What needs to be done ▸
List every line below containing "count".

Data for the task ▸
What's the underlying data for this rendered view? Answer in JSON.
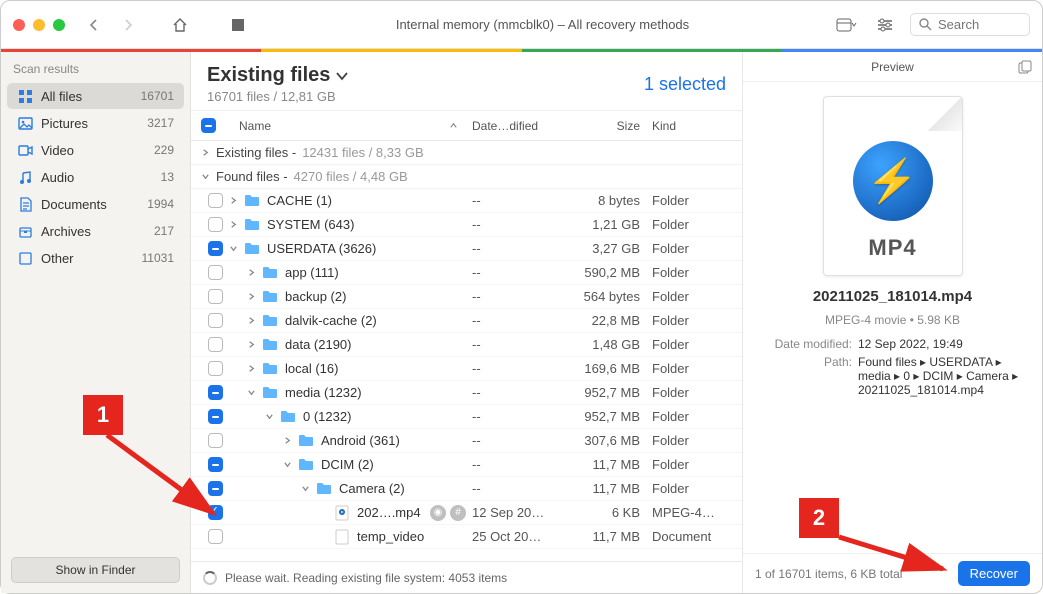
{
  "window": {
    "title": "Internal memory (mmcblk0) – All recovery methods",
    "search_placeholder": "Search"
  },
  "colorbar": [
    "#e94335",
    "#fabb05",
    "#34a853",
    "#4285f4"
  ],
  "sidebar": {
    "header": "Scan results",
    "items": [
      {
        "icon": "grid",
        "label": "All files",
        "count": "16701",
        "active": true
      },
      {
        "icon": "image",
        "label": "Pictures",
        "count": "3217"
      },
      {
        "icon": "video",
        "label": "Video",
        "count": "229"
      },
      {
        "icon": "audio",
        "label": "Audio",
        "count": "13"
      },
      {
        "icon": "doc",
        "label": "Documents",
        "count": "1994"
      },
      {
        "icon": "archive",
        "label": "Archives",
        "count": "217"
      },
      {
        "icon": "other",
        "label": "Other",
        "count": "11031"
      }
    ],
    "footer_button": "Show in Finder"
  },
  "center": {
    "title": "Existing files",
    "subtitle": "16701 files / 12,81 GB",
    "selected_text": "1 selected",
    "columns": {
      "name": "Name",
      "date": "Date…dified",
      "size": "Size",
      "kind": "Kind"
    },
    "sections": [
      {
        "caret": "right",
        "name": "Existing files",
        "info": "12431 files / 8,33 GB"
      },
      {
        "caret": "down",
        "name": "Found files",
        "info": "4270 files / 4,48 GB"
      }
    ],
    "rows": [
      {
        "indent": 0,
        "check": "empty",
        "caret": "right",
        "icon": "folder",
        "name": "CACHE (1)",
        "date": "--",
        "size": "8 bytes",
        "kind": "Folder"
      },
      {
        "indent": 0,
        "check": "empty",
        "caret": "right",
        "icon": "folder",
        "name": "SYSTEM (643)",
        "date": "--",
        "size": "1,21 GB",
        "kind": "Folder"
      },
      {
        "indent": 0,
        "check": "mixed",
        "caret": "down",
        "icon": "folder",
        "name": "USERDATA (3626)",
        "date": "--",
        "size": "3,27 GB",
        "kind": "Folder"
      },
      {
        "indent": 1,
        "check": "empty",
        "caret": "right",
        "icon": "folder",
        "name": "app (111)",
        "date": "--",
        "size": "590,2 MB",
        "kind": "Folder"
      },
      {
        "indent": 1,
        "check": "empty",
        "caret": "right",
        "icon": "folder",
        "name": "backup (2)",
        "date": "--",
        "size": "564 bytes",
        "kind": "Folder"
      },
      {
        "indent": 1,
        "check": "empty",
        "caret": "right",
        "icon": "folder",
        "name": "dalvik-cache (2)",
        "date": "--",
        "size": "22,8 MB",
        "kind": "Folder"
      },
      {
        "indent": 1,
        "check": "empty",
        "caret": "right",
        "icon": "folder",
        "name": "data (2190)",
        "date": "--",
        "size": "1,48 GB",
        "kind": "Folder"
      },
      {
        "indent": 1,
        "check": "empty",
        "caret": "right",
        "icon": "folder",
        "name": "local (16)",
        "date": "--",
        "size": "169,6 MB",
        "kind": "Folder"
      },
      {
        "indent": 1,
        "check": "mixed",
        "caret": "down",
        "icon": "folder",
        "name": "media (1232)",
        "date": "--",
        "size": "952,7 MB",
        "kind": "Folder"
      },
      {
        "indent": 2,
        "check": "mixed",
        "caret": "down",
        "icon": "folder",
        "name": "0 (1232)",
        "date": "--",
        "size": "952,7 MB",
        "kind": "Folder"
      },
      {
        "indent": 3,
        "check": "empty",
        "caret": "right",
        "icon": "folder",
        "name": "Android (361)",
        "date": "--",
        "size": "307,6 MB",
        "kind": "Folder"
      },
      {
        "indent": 3,
        "check": "mixed",
        "caret": "down",
        "icon": "folder",
        "name": "DCIM (2)",
        "date": "--",
        "size": "11,7 MB",
        "kind": "Folder"
      },
      {
        "indent": 4,
        "check": "mixed",
        "caret": "down",
        "icon": "folder",
        "name": "Camera (2)",
        "date": "--",
        "size": "11,7 MB",
        "kind": "Folder"
      },
      {
        "indent": 5,
        "check": "checked",
        "caret": "",
        "icon": "file-mp4",
        "name": "202….mp4",
        "date": "12 Sep 20…",
        "size": "6 KB",
        "kind": "MPEG-4…",
        "badges": true
      },
      {
        "indent": 5,
        "check": "empty",
        "caret": "",
        "icon": "file",
        "name": "temp_video",
        "date": "25 Oct 20…",
        "size": "11,7 MB",
        "kind": "Document"
      }
    ],
    "footer_status": "Please wait. Reading existing file system: 4053 items"
  },
  "preview": {
    "header": "Preview",
    "thumb_ext": "MP4",
    "filename": "20211025_181014.mp4",
    "meta_line": "MPEG-4 movie • 5.98 KB",
    "props": [
      {
        "k": "Date modified:",
        "v": "12 Sep 2022, 19:49"
      },
      {
        "k": "Path:",
        "v": "Found files ▸ USERDATA ▸ media ▸ 0 ▸ DCIM ▸ Camera ▸ 20211025_181014.mp4"
      }
    ],
    "footer_summary": "1 of 16701 items, 6 KB total",
    "recover_label": "Recover"
  },
  "annotations": {
    "a1": "1",
    "a2": "2"
  }
}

The answer ▸
        "count": "16701",
        "count": "3217"
        "count": "229"
        "count": "13"
        "count": "1994"
        "count": "217"
        "count": "11031"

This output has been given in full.